Exercise goal: Check every line of the entries for "website", and copy the lines that hold it.

Listed records:
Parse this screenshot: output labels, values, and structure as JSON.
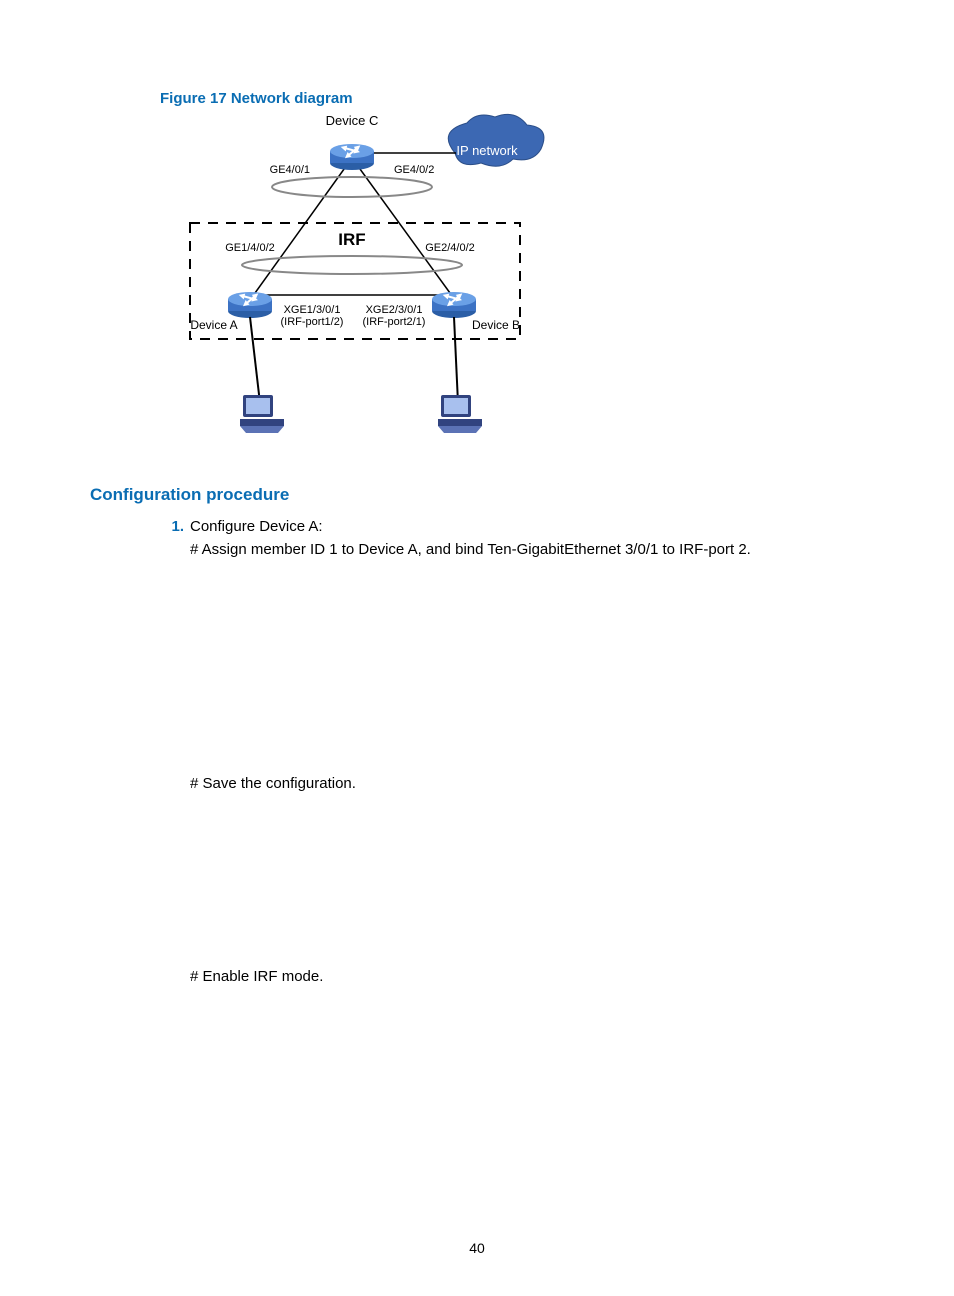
{
  "figure": {
    "title": "Figure 17 Network diagram",
    "labels": {
      "deviceC": "Device C",
      "deviceA": "Device A",
      "deviceB": "Device B",
      "ipNetwork": "IP network",
      "irf": "IRF",
      "ge401": "GE4/0/1",
      "ge402": "GE4/0/2",
      "ge1402": "GE1/4/0/2",
      "ge2402": "GE2/4/0/2",
      "xge1301": "XGE1/3/0/1",
      "irfport12": "(IRF-port1/2)",
      "xge2301": "XGE2/3/0/1",
      "irfport21": "(IRF-port2/1)"
    }
  },
  "section_title": "Configuration procedure",
  "steps": [
    {
      "num": "1.",
      "head": "Configure Device A:",
      "sub": [
        "# Assign member ID 1 to Device A, and bind Ten-GigabitEthernet 3/0/1 to IRF-port 2.",
        "# Save the configuration.",
        "# Enable IRF mode."
      ]
    }
  ],
  "page_number": "40"
}
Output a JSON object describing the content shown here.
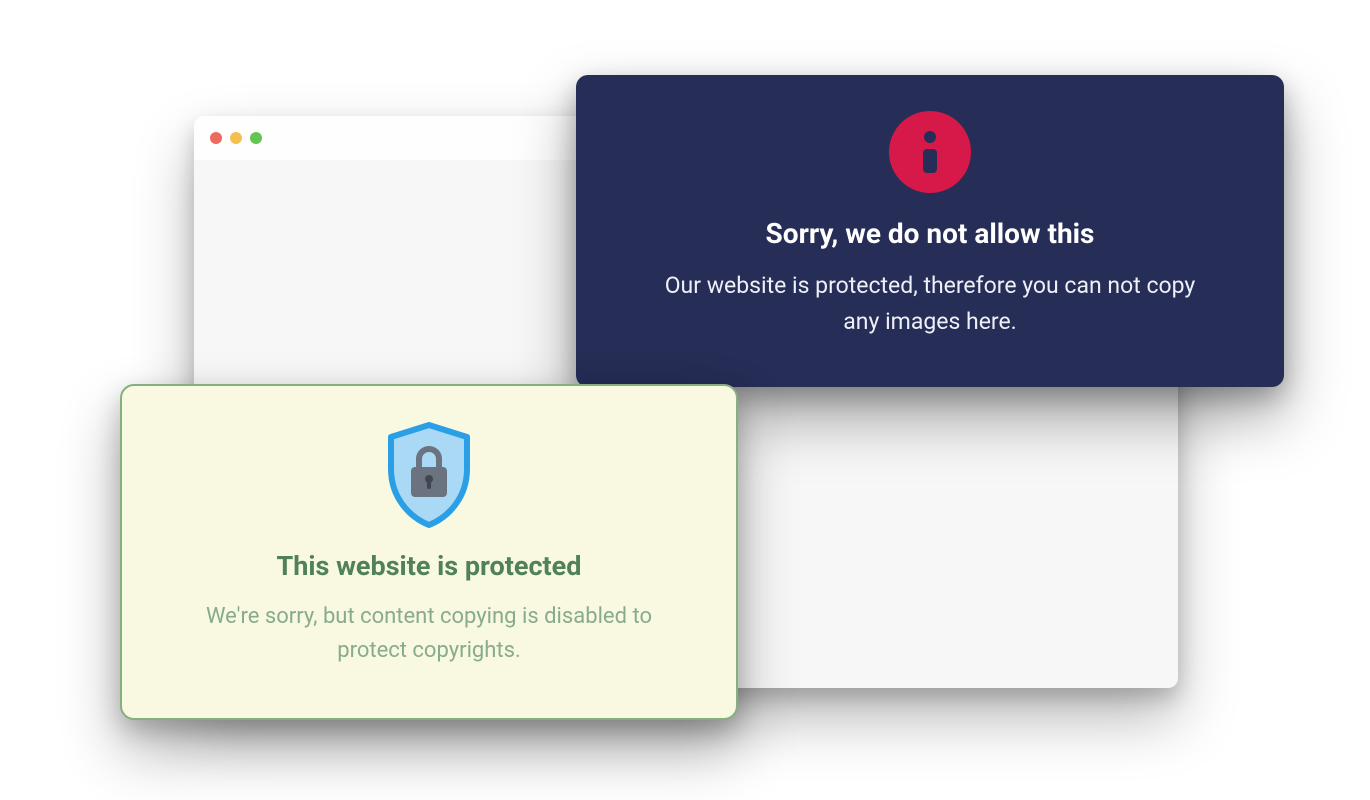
{
  "dark_alert": {
    "title": "Sorry, we do not allow this",
    "body": "Our website is protected, therefore you can not copy any images here."
  },
  "light_alert": {
    "title": "This website is protected",
    "body": "We're sorry, but content copying is disabled to protect copyrights."
  },
  "colors": {
    "dark_bg": "#262d56",
    "info_badge": "#d7194a",
    "light_bg": "#f8f9e0",
    "light_border": "#86af80",
    "light_title": "#518156",
    "light_body": "#88ac8a"
  }
}
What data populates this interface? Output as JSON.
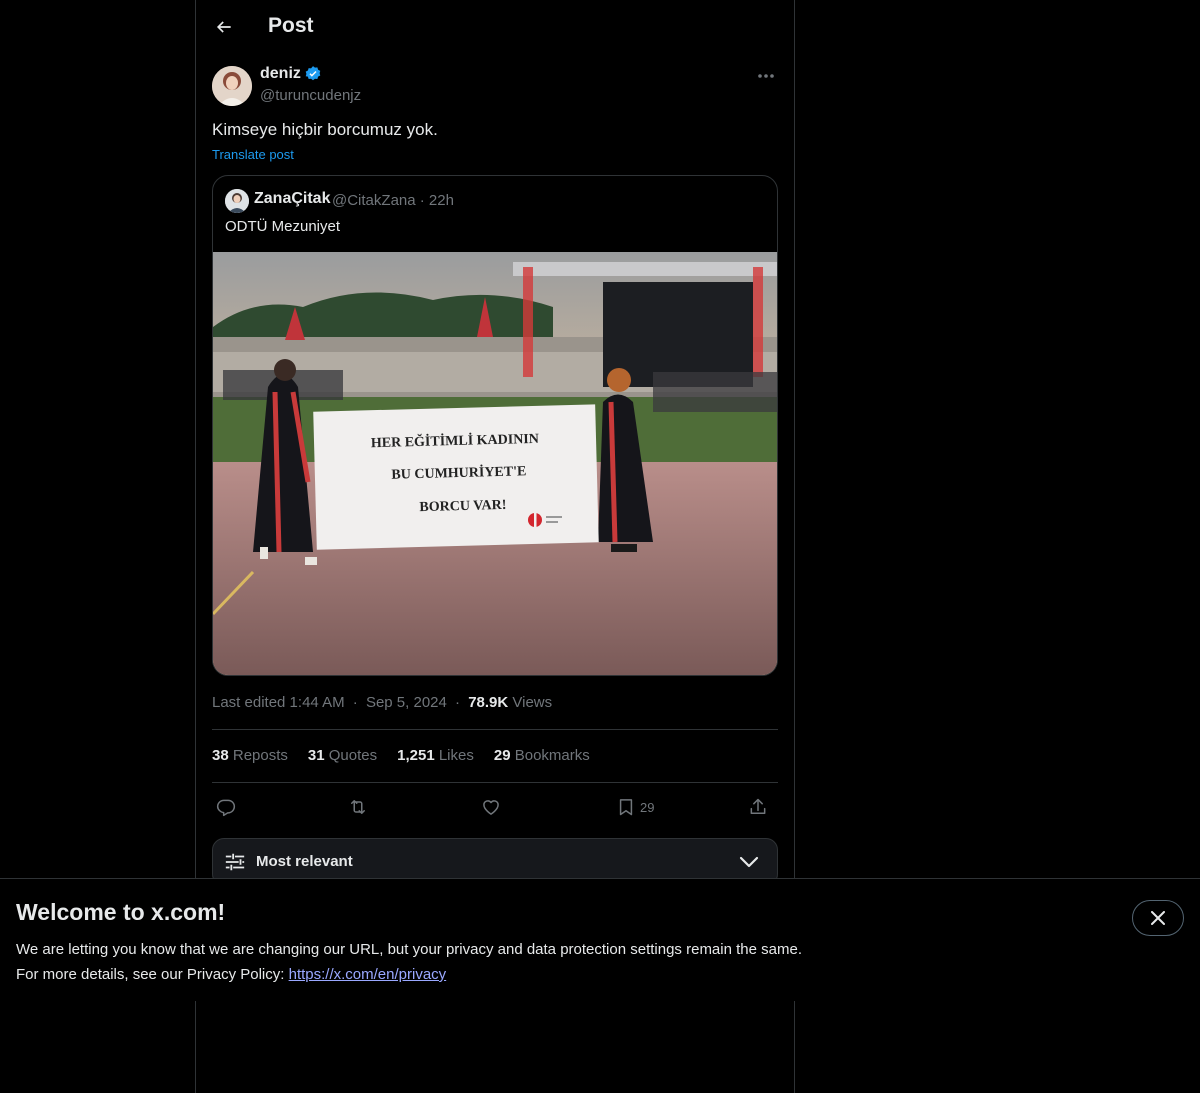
{
  "header": {
    "title": "Post",
    "back_icon": "arrow-left-icon"
  },
  "post": {
    "author_name": "deniz",
    "author_handle": "@turuncudenjz",
    "verified_icon": "verified-badge-icon",
    "text": "Kimseye hiçbir borcumuz yok.",
    "translate_label": "Translate post",
    "edited_label": "Last edited 1:44 AM",
    "sep": "·",
    "date": "Sep 5, 2024",
    "views_count": "78.9K",
    "views_label": "Views"
  },
  "quote": {
    "author_name": "ZanaÇitak",
    "author_handle": "@CitakZana · 22h",
    "text": "ODTÜ Mezuniyet",
    "banner_lines": [
      "HER EĞİTİMLİ KADININ",
      "BU CUMHURİYET'E",
      "BORCU VAR!"
    ]
  },
  "stats": [
    {
      "count": "38",
      "label": "Reposts"
    },
    {
      "count": "31",
      "label": "Quotes"
    },
    {
      "count": "1,251",
      "label": "Likes"
    },
    {
      "count": "29",
      "label": "Bookmarks"
    }
  ],
  "actions": {
    "reply_icon": "reply-icon",
    "repost_icon": "repost-icon",
    "like_icon": "heart-icon",
    "bookmark_icon": "bookmark-icon",
    "bookmark_count": "29",
    "share_icon": "share-icon"
  },
  "replies_sort": {
    "label": "Most relevant",
    "icon": "sliders-icon",
    "chevron": "chevron-down-icon"
  },
  "cookie_banner": {
    "title": "Welcome to x.com!",
    "line1": "We are letting you know that we are changing our URL, but your privacy and data protection settings remain the same.",
    "line2_prefix": "For more details, see our Privacy Policy:",
    "link": "https://x.com/en/privacy",
    "close_icon": "close-icon"
  },
  "colors": {
    "accent": "#1d9bf0",
    "background": "#000000",
    "muted": "#71767b",
    "border": "#2f3336",
    "link": "#9aa8ff"
  }
}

Solution to this problem:
    "body": "Our website is protected, therefore you can not copy any images here."
    "title": "This website is protected",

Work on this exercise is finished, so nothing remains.